_MATERIAL SHOWN_.
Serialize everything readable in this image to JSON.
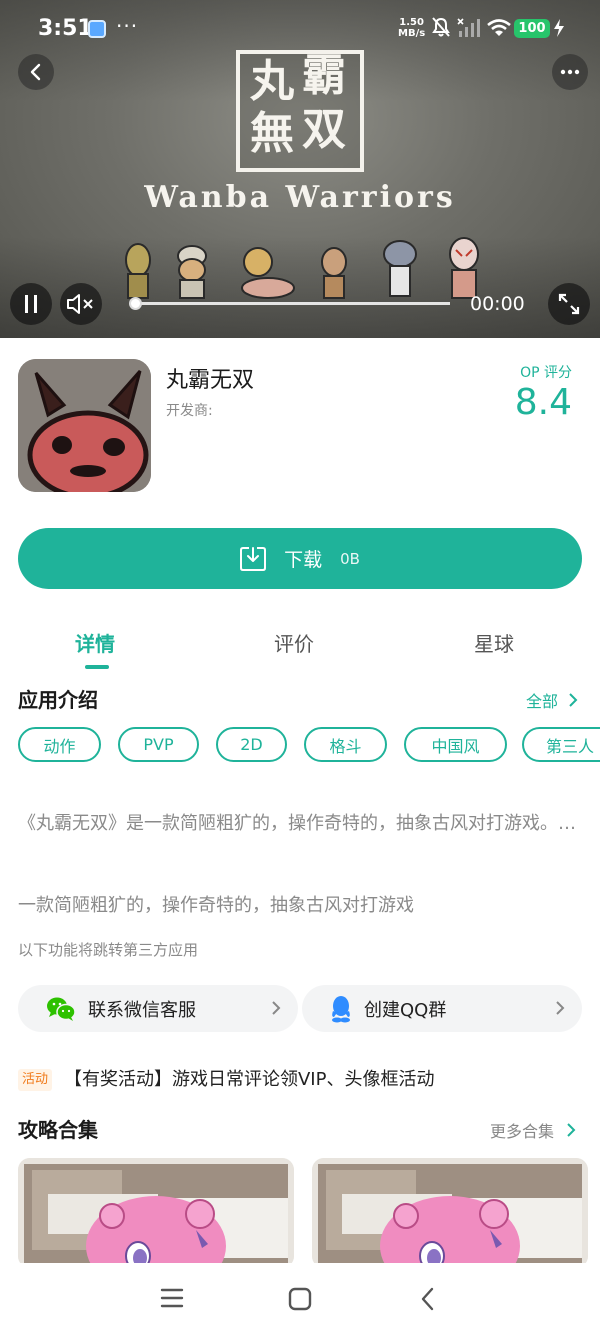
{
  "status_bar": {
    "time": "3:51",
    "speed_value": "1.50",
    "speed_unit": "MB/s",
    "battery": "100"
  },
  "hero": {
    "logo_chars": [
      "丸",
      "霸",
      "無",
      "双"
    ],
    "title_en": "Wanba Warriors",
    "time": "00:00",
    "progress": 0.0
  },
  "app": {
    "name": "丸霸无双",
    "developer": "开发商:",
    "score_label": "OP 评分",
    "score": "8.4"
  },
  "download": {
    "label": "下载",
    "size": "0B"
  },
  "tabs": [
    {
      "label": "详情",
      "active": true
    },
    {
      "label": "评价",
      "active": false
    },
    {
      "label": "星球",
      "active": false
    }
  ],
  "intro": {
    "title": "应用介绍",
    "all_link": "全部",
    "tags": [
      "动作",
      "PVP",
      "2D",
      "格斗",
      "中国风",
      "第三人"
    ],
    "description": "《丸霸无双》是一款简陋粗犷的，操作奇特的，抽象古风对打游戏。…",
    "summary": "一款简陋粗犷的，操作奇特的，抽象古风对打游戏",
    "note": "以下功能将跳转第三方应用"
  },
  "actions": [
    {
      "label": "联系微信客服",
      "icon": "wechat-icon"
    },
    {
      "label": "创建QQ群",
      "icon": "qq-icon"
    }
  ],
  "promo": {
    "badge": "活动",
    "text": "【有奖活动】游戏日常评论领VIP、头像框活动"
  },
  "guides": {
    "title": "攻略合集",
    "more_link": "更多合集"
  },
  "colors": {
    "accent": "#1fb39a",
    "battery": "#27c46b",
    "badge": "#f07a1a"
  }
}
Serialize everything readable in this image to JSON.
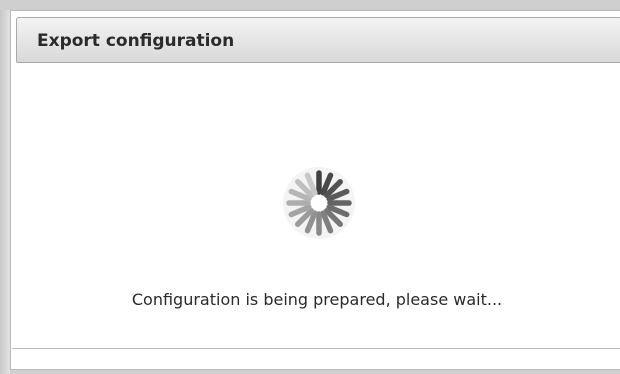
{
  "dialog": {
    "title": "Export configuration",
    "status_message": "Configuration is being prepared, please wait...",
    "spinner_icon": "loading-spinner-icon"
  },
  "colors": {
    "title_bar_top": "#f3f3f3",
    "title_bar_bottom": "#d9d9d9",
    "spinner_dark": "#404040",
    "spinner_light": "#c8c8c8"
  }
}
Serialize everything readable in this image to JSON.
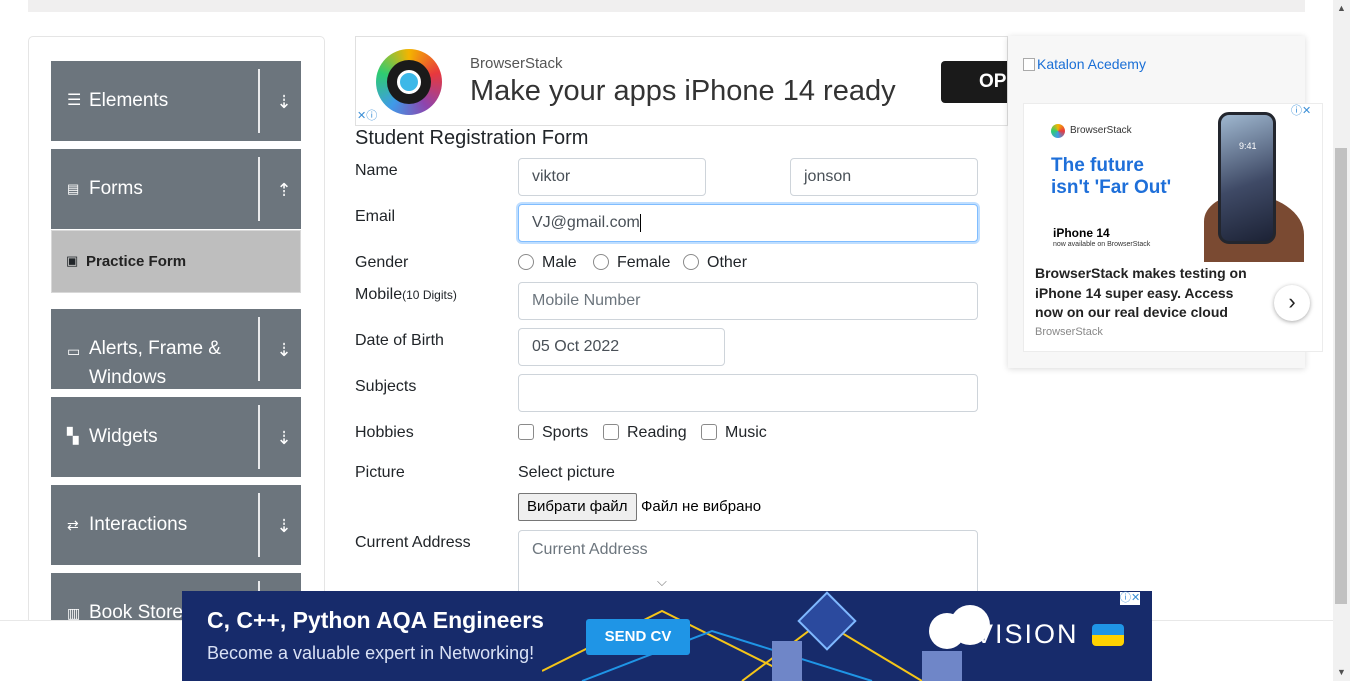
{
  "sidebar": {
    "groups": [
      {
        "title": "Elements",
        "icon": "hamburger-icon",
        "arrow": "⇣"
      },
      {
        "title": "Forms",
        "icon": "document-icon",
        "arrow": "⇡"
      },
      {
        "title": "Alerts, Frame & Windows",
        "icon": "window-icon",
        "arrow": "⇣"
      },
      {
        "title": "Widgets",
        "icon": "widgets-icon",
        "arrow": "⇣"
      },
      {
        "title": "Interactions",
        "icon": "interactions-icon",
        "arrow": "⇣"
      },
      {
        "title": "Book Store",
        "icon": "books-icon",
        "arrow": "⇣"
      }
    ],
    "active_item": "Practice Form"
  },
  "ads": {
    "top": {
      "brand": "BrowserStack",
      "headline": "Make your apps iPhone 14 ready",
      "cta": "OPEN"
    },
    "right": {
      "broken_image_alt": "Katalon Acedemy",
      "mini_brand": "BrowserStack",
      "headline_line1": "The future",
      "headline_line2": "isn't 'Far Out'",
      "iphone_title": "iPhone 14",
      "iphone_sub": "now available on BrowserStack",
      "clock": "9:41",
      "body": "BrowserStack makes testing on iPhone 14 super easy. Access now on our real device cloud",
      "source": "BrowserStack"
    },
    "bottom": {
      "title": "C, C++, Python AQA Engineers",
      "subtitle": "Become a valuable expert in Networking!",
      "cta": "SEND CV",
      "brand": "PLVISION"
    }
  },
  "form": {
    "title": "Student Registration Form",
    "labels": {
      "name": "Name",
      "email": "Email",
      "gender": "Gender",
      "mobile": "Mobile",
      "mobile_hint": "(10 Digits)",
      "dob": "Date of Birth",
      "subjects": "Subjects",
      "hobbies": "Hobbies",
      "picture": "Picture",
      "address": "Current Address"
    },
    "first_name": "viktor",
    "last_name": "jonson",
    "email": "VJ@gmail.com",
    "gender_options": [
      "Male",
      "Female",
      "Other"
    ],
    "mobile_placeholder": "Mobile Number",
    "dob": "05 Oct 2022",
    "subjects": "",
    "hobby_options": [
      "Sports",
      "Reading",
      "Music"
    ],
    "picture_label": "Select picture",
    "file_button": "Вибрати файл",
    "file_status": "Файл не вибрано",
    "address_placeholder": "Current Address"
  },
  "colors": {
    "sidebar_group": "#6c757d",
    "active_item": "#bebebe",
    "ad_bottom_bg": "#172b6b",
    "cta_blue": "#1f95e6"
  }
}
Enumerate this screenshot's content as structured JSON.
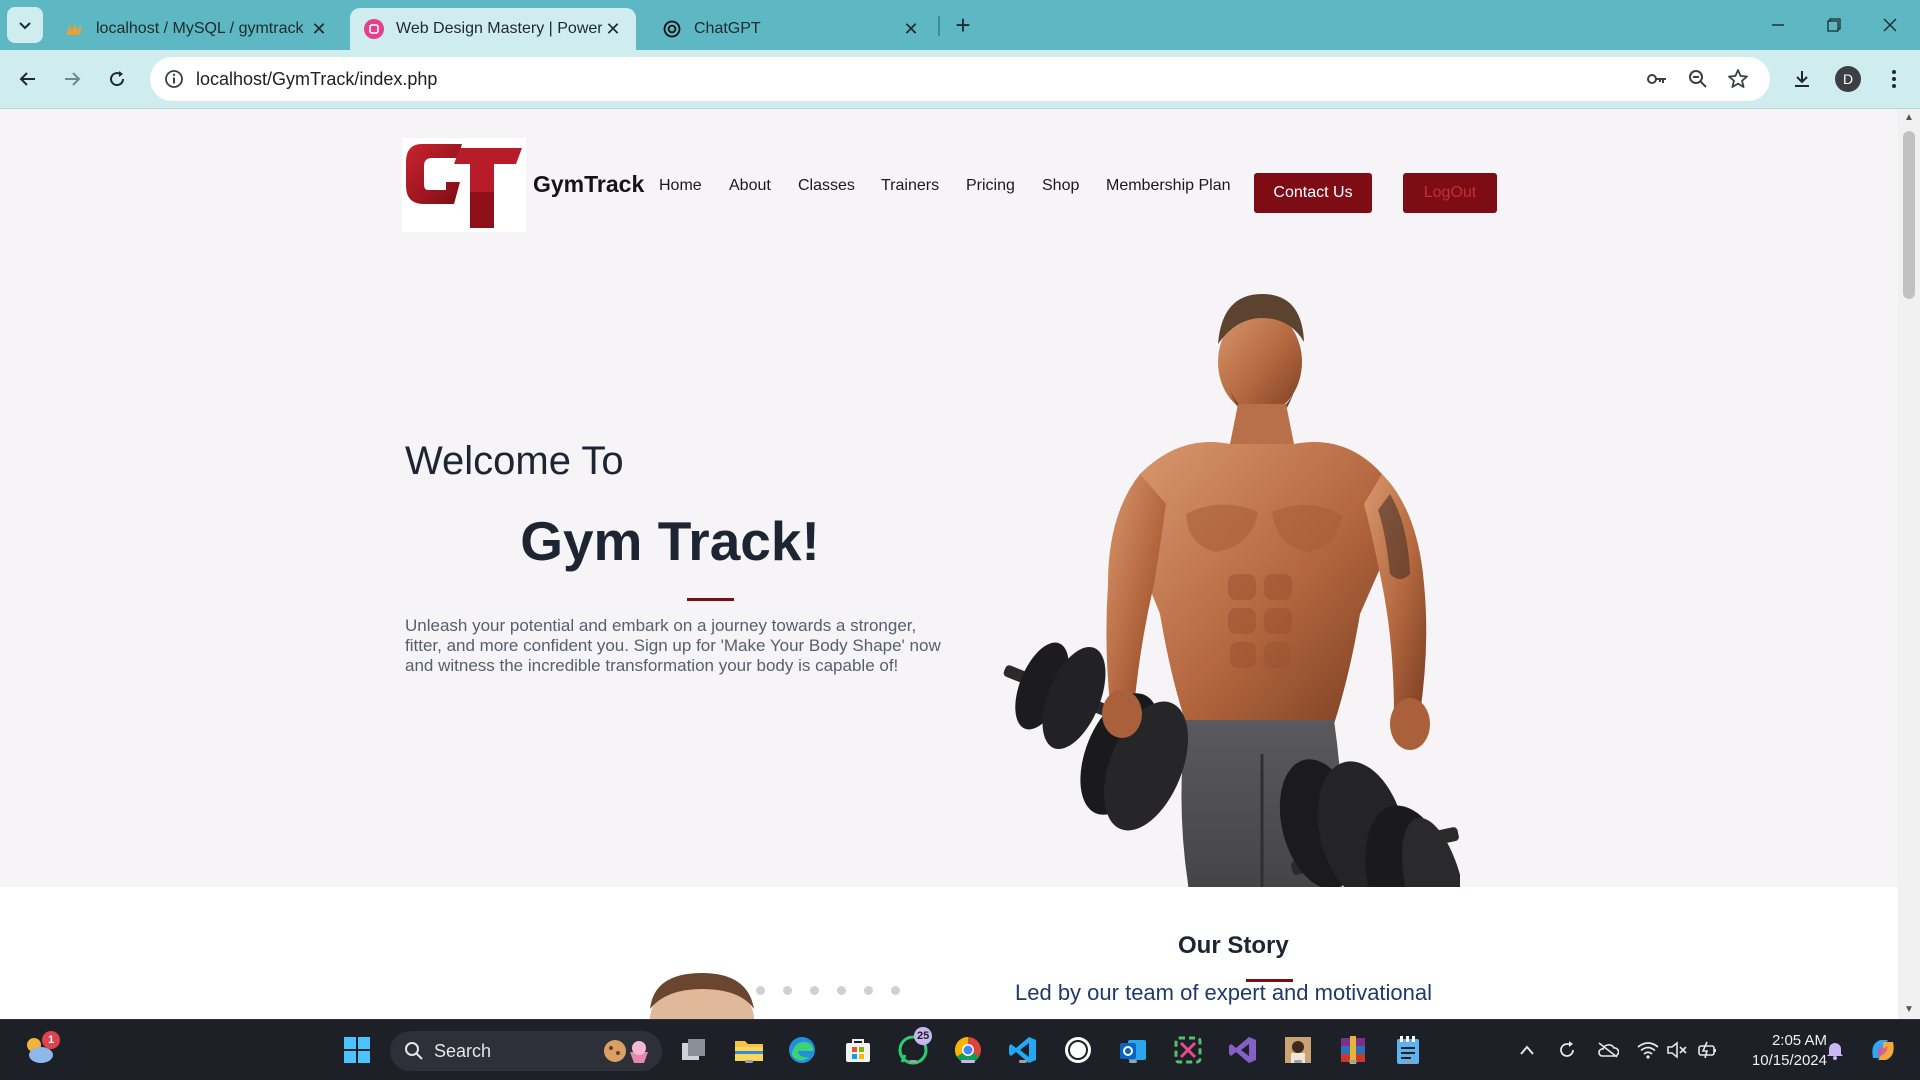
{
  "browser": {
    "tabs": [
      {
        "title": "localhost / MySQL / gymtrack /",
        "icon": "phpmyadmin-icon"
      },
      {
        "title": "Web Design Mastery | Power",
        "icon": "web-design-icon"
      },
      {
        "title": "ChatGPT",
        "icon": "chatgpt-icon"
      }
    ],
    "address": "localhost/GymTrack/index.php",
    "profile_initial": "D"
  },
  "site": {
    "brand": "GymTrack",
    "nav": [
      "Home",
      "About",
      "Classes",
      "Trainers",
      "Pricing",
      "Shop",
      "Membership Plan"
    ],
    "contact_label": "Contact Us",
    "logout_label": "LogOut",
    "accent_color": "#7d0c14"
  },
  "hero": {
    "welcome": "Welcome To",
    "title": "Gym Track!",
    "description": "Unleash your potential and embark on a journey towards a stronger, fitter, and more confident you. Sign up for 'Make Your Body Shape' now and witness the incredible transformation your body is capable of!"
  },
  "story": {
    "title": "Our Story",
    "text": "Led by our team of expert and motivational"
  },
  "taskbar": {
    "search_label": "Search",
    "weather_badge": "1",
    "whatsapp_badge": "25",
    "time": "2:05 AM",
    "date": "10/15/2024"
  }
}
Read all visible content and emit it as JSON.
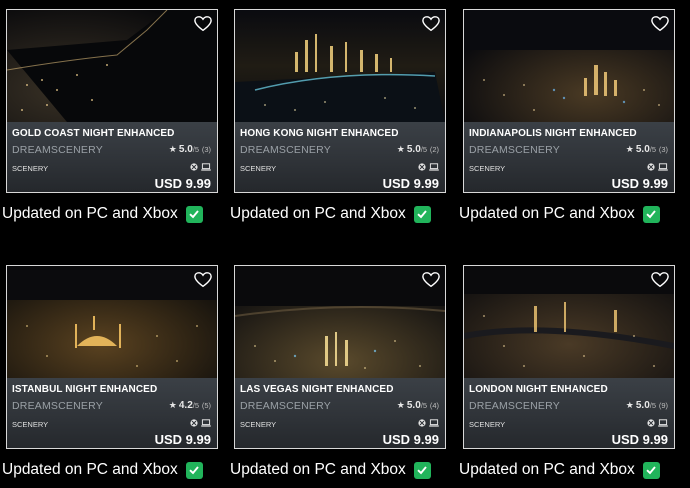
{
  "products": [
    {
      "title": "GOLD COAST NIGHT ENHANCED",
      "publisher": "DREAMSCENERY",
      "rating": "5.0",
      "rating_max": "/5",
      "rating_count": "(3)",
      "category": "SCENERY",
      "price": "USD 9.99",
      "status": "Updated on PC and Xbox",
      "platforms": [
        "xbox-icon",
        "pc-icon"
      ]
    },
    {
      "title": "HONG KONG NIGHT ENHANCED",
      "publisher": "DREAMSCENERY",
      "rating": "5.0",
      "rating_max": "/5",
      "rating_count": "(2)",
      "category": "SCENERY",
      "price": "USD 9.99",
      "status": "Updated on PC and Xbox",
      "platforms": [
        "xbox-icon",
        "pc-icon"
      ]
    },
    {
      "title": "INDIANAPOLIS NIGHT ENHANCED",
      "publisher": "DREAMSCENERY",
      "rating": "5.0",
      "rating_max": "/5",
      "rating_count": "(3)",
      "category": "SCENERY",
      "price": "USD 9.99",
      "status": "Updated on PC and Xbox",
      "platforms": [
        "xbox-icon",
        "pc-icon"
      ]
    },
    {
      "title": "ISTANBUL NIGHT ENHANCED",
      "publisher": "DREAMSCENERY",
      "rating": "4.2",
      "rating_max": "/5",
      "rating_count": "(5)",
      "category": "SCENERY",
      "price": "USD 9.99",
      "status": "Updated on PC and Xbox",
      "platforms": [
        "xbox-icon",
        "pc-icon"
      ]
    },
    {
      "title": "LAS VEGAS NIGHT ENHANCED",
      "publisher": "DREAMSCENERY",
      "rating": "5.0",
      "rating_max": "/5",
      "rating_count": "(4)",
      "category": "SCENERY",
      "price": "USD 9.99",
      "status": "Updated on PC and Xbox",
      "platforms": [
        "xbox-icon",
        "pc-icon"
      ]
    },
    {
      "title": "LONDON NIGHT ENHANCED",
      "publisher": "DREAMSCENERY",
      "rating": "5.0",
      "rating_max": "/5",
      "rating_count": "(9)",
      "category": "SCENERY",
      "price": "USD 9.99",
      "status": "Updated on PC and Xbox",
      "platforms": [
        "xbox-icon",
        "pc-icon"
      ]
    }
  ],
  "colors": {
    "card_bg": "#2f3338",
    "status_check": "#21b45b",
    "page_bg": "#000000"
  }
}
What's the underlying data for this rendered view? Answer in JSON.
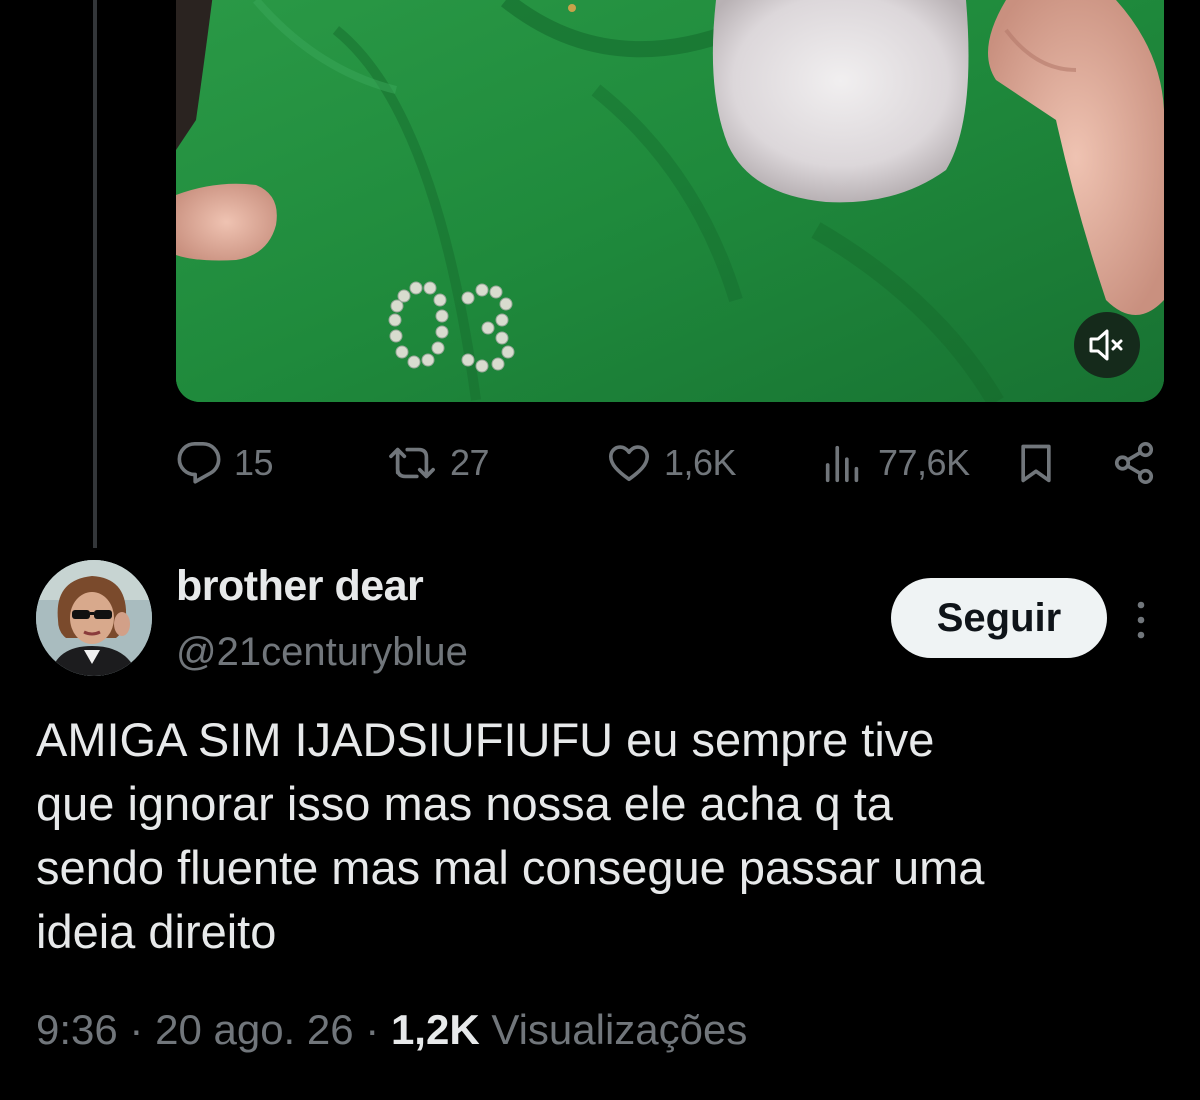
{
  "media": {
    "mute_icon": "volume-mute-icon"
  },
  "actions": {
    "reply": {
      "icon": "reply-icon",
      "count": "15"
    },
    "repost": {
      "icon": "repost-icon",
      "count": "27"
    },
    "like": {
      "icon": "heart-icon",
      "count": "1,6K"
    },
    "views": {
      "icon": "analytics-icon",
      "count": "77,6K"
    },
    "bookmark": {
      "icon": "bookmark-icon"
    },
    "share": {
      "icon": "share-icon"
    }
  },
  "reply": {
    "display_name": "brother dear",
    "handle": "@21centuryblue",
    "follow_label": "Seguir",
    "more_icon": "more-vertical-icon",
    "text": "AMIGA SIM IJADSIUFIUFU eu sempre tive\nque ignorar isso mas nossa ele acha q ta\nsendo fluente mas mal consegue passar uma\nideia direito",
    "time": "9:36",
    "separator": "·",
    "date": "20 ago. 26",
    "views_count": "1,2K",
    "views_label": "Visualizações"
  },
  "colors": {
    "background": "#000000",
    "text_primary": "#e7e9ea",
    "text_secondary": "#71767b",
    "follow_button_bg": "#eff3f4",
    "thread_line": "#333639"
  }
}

_WHAT IS NEEDED_.
Reproduce each line of the material containing the word "content".

_RESULT BELOW_.
Enumerate this screenshot's content as structured JSON.
Read all visible content and emit it as JSON.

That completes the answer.